WORK INSTRUCTIONS –
Select the lines of the records containing the word "text" and list them.

___

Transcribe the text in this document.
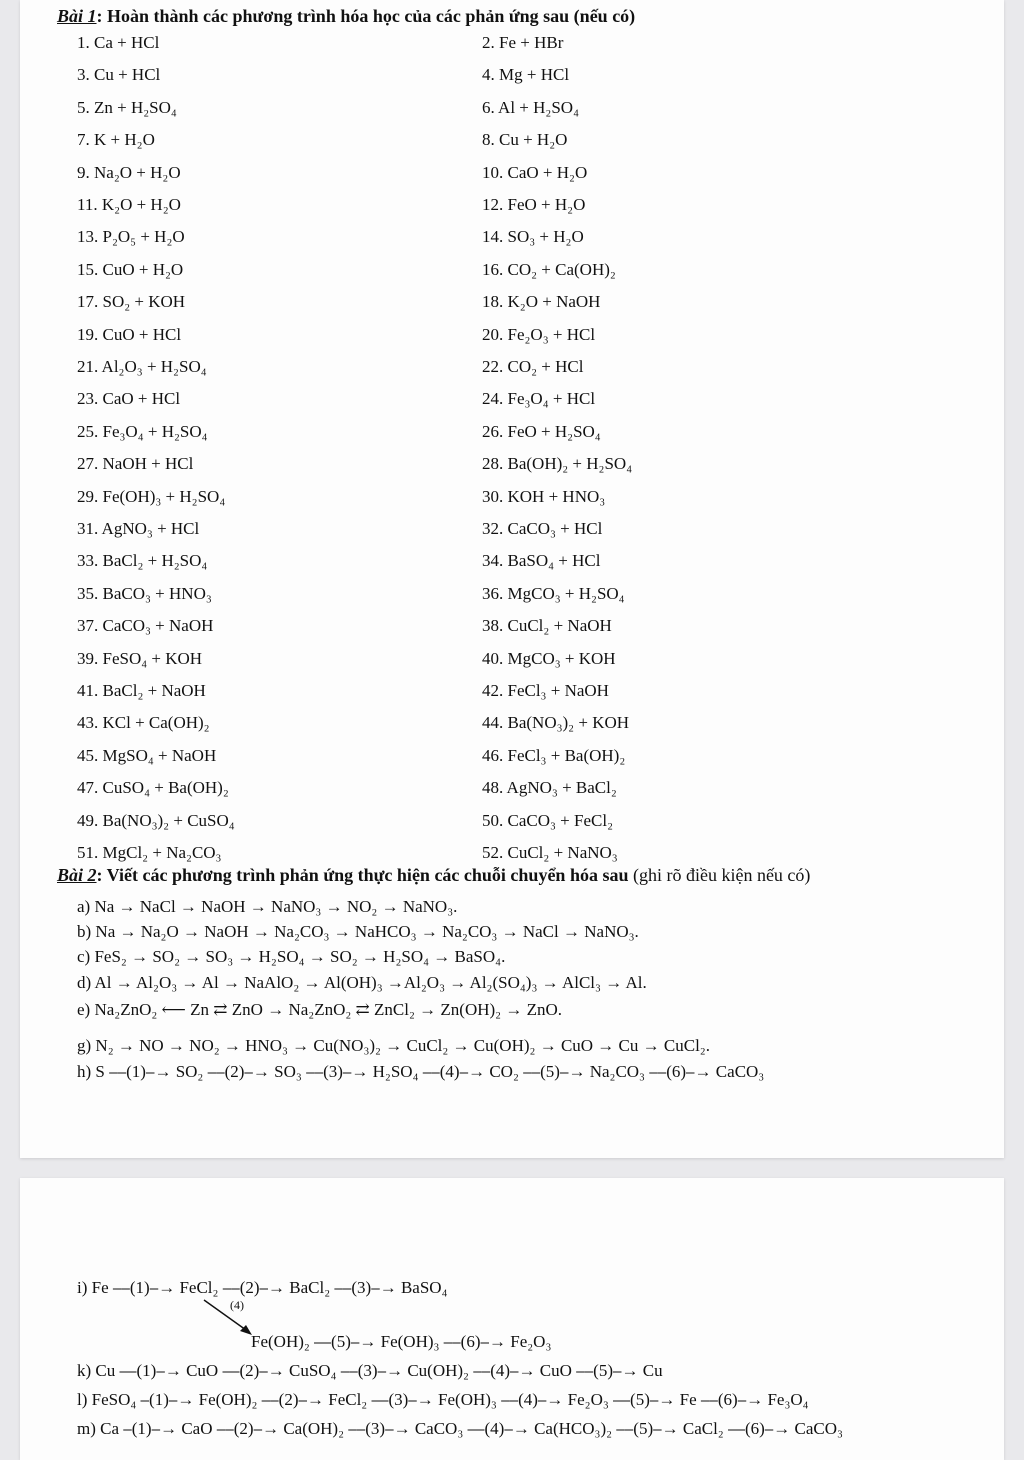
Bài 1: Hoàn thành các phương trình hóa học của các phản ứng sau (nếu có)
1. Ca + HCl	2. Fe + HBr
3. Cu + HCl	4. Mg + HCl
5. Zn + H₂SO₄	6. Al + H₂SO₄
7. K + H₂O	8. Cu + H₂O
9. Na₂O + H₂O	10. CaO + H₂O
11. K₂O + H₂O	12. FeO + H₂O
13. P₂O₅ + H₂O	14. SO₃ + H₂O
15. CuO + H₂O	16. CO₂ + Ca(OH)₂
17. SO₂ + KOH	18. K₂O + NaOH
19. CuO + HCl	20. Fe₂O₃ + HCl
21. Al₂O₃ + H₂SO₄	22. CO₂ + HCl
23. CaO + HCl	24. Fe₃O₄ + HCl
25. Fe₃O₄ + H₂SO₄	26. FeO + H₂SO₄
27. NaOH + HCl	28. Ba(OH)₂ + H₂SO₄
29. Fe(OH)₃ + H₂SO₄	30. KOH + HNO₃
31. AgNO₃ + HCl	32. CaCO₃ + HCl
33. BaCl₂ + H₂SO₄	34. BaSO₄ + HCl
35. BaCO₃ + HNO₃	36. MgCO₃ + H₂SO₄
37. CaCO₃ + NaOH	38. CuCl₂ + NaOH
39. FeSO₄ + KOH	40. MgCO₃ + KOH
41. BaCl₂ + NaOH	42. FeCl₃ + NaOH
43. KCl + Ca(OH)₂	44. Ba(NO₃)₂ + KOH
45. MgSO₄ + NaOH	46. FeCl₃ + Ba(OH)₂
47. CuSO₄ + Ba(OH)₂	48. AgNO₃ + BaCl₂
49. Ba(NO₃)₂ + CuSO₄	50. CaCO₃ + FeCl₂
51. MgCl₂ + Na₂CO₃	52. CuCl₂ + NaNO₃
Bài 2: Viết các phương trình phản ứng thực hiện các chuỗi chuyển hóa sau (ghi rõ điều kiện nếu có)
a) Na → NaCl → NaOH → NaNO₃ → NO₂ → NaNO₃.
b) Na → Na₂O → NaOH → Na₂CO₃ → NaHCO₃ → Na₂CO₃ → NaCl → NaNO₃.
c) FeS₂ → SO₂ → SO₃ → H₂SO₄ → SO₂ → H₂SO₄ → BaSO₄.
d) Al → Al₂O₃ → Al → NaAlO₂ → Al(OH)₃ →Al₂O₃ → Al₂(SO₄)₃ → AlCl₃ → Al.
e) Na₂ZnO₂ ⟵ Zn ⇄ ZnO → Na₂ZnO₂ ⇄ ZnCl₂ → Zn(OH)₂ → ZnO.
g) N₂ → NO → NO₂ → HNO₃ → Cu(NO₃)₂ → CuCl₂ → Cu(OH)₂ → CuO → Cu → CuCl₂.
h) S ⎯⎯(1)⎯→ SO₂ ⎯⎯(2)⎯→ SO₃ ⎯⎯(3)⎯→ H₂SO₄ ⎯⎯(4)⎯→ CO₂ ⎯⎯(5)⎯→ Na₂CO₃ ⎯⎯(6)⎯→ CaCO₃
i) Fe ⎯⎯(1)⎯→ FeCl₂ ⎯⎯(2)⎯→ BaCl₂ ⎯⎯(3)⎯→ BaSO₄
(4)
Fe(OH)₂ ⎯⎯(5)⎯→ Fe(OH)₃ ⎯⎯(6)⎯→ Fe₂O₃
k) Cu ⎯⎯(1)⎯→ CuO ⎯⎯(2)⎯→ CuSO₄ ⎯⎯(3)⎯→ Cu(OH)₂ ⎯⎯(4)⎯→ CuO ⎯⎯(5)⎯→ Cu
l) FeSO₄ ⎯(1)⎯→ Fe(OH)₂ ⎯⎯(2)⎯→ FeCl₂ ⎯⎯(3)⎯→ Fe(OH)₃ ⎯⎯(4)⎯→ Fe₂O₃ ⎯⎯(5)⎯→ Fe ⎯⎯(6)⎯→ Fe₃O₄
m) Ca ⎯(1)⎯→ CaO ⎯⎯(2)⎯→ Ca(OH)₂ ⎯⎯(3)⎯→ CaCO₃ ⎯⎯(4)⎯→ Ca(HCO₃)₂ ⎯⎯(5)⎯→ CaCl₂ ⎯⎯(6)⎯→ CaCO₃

___

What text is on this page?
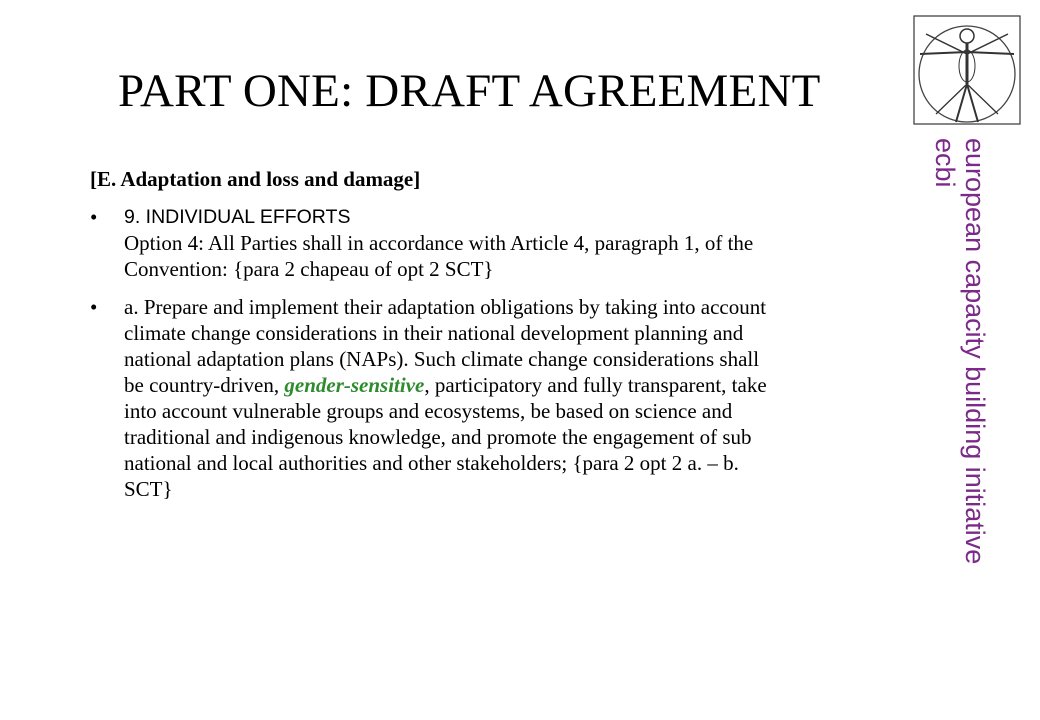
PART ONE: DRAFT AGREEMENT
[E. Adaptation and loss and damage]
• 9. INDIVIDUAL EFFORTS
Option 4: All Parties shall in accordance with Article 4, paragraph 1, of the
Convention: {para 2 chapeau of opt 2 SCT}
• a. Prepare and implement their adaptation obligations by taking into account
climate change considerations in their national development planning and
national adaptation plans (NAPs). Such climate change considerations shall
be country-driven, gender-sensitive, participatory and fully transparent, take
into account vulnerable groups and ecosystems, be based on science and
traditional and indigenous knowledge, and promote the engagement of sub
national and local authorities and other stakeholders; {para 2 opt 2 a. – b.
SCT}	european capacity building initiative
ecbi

___

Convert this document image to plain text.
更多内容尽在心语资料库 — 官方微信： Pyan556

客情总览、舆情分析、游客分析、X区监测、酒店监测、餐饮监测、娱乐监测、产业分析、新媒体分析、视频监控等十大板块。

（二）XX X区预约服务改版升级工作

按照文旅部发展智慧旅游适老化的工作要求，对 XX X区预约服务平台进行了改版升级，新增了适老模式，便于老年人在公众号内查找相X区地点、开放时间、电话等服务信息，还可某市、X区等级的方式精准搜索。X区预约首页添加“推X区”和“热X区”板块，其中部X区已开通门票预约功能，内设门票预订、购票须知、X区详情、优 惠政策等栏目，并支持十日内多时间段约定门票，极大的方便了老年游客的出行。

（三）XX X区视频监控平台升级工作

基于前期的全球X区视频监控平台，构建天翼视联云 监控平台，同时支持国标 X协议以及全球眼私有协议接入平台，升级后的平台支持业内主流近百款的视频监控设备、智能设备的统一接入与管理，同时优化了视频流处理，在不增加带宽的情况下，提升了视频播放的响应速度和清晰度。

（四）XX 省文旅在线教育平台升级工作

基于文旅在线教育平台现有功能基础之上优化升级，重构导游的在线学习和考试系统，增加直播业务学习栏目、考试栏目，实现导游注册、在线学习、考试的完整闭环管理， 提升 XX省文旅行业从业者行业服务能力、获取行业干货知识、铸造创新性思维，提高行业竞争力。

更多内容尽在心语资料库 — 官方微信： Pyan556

___

PROBLEM SOLUTION –
Transcribe the text in this document.
What text is on this page?
Convert this document image to plain text.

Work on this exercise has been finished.